Copy each line that contains the string "tytoniu".

--- Exercise data ---

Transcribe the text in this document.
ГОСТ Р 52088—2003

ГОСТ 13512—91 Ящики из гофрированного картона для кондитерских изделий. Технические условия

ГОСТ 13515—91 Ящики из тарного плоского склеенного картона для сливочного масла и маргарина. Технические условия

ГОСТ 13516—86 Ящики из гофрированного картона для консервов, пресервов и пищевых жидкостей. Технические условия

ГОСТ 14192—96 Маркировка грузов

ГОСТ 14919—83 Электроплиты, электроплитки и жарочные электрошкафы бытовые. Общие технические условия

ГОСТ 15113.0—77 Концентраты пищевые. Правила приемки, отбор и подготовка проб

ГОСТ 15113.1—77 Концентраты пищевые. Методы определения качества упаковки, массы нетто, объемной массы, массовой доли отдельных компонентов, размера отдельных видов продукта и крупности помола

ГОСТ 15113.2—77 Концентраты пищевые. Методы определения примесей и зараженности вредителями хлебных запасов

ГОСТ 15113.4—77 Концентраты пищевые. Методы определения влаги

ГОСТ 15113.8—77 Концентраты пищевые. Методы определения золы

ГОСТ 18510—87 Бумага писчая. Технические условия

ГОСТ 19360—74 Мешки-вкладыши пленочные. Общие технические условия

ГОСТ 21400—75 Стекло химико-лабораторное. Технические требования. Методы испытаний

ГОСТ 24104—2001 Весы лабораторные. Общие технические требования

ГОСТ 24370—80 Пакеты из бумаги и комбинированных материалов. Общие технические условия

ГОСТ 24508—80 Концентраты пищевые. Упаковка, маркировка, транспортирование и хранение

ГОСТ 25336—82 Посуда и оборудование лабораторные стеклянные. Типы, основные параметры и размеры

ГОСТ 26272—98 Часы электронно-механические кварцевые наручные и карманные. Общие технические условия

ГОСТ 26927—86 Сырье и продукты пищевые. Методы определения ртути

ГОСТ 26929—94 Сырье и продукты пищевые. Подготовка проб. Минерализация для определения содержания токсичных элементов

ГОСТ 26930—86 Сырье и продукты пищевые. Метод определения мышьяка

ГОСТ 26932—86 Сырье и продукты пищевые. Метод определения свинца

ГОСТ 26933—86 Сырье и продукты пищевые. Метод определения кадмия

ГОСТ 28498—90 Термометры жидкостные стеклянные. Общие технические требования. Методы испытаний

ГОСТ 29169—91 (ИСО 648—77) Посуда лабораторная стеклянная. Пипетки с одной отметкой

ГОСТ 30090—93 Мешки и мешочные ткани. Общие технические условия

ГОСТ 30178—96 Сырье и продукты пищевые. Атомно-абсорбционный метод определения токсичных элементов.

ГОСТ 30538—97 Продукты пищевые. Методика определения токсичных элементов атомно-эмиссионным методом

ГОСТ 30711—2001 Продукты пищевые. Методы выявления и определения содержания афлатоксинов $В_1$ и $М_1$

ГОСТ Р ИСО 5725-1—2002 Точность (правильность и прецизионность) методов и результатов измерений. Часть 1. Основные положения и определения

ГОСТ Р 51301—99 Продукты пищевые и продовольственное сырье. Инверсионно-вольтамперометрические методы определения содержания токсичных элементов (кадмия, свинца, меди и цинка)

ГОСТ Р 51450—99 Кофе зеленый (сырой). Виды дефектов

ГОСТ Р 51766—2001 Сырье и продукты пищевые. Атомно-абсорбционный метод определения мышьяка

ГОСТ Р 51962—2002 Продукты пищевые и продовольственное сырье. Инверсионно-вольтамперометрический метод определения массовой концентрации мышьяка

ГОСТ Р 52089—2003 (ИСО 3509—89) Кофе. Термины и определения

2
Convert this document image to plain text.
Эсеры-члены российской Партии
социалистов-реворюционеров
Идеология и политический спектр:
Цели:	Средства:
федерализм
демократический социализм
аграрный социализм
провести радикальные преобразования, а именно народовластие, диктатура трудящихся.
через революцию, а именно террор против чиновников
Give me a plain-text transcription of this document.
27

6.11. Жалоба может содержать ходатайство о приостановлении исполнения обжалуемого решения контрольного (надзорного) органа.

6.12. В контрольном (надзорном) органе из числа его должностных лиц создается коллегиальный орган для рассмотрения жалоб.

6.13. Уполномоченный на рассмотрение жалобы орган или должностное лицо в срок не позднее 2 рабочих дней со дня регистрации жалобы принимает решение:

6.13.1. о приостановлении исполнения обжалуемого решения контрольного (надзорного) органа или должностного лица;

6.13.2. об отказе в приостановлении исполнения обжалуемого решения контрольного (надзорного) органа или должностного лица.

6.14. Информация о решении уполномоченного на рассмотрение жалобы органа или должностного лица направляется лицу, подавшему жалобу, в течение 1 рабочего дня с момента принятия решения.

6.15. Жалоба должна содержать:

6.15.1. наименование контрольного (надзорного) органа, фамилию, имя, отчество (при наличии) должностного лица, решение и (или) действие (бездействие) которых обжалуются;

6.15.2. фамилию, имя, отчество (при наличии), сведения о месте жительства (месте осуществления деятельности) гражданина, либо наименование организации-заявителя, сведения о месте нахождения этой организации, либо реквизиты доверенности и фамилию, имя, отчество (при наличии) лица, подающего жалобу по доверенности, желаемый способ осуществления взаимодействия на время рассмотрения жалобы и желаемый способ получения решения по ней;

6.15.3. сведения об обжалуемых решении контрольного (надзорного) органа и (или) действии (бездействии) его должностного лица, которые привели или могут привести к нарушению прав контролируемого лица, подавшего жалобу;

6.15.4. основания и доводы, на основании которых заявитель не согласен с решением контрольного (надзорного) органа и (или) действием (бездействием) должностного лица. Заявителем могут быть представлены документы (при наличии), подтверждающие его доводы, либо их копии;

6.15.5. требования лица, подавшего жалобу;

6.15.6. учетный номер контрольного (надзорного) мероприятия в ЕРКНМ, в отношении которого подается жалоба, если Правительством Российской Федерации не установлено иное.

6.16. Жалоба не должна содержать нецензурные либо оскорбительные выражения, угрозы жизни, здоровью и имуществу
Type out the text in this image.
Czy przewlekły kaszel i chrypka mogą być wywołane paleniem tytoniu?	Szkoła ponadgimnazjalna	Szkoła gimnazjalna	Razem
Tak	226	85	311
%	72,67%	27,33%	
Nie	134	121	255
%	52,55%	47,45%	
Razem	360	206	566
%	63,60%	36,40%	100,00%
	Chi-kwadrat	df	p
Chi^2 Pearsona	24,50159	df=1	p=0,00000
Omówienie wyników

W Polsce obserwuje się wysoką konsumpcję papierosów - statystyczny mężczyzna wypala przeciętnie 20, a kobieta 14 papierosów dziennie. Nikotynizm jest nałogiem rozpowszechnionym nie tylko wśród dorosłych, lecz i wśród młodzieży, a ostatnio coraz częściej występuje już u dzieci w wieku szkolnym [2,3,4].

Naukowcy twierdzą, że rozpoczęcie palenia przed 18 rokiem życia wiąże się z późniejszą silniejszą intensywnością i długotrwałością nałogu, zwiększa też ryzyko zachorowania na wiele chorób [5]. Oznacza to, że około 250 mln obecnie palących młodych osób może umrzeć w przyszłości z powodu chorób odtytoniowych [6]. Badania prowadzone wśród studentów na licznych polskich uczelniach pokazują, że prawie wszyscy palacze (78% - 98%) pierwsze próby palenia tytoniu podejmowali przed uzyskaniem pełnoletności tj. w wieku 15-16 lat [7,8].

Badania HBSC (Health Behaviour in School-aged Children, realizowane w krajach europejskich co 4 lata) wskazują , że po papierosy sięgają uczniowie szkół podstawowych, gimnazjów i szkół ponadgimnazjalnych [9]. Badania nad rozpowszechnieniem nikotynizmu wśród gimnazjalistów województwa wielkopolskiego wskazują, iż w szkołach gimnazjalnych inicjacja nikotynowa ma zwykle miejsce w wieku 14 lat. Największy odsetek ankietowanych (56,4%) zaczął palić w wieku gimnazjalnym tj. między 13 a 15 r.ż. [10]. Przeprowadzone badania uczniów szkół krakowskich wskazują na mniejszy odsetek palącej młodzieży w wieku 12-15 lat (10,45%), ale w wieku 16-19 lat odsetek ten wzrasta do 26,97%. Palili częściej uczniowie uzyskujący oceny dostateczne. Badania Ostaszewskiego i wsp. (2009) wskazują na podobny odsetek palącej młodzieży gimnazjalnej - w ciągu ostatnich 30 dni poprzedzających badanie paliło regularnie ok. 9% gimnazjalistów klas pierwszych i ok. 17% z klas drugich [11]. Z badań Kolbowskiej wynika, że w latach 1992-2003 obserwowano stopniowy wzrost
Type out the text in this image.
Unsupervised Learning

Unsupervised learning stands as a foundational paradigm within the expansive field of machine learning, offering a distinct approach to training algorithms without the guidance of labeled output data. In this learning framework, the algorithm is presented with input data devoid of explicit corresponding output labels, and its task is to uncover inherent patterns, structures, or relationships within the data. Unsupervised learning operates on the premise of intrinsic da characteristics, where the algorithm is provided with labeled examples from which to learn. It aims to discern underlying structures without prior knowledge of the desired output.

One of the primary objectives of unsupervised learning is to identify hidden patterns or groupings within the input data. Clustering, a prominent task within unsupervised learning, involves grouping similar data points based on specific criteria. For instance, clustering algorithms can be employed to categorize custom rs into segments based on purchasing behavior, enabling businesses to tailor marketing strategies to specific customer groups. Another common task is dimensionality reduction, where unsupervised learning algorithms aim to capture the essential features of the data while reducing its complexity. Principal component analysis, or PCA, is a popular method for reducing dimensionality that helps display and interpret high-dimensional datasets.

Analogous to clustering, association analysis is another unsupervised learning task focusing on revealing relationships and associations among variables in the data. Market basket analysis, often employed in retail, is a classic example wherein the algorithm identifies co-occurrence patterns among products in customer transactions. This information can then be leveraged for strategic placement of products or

---

**The response**
Czy przewlekły kaszel i chrypka mogą być wywołane paleniem tytoniu?	Szkoła ponadgimnazjalna	Szkoła gimnazjalna	Razem
Naukowcy twierdzą, że rozpoczęcie palenia przed 18 rokiem życia wiąże się z późniejszą silniejszą intensywnością i długotrwałością nałogu, zwiększa też ryzyko zachorowania na wiele chorób [5]. Oznacza to, że około 250 mln obecnie palących młodych osób może umrzeć w przyszłości z powodu chorób odtytoniowych [6]. Badania prowadzone wśród studentów na licznych polskich uczelniach pokazują, że prawie wszyscy palacze (78% - 98%) pierwsze próby palenia tytoniu podejmowali przed uzyskaniem pełnoletności tj. w wieku 15-16 lat [7,8].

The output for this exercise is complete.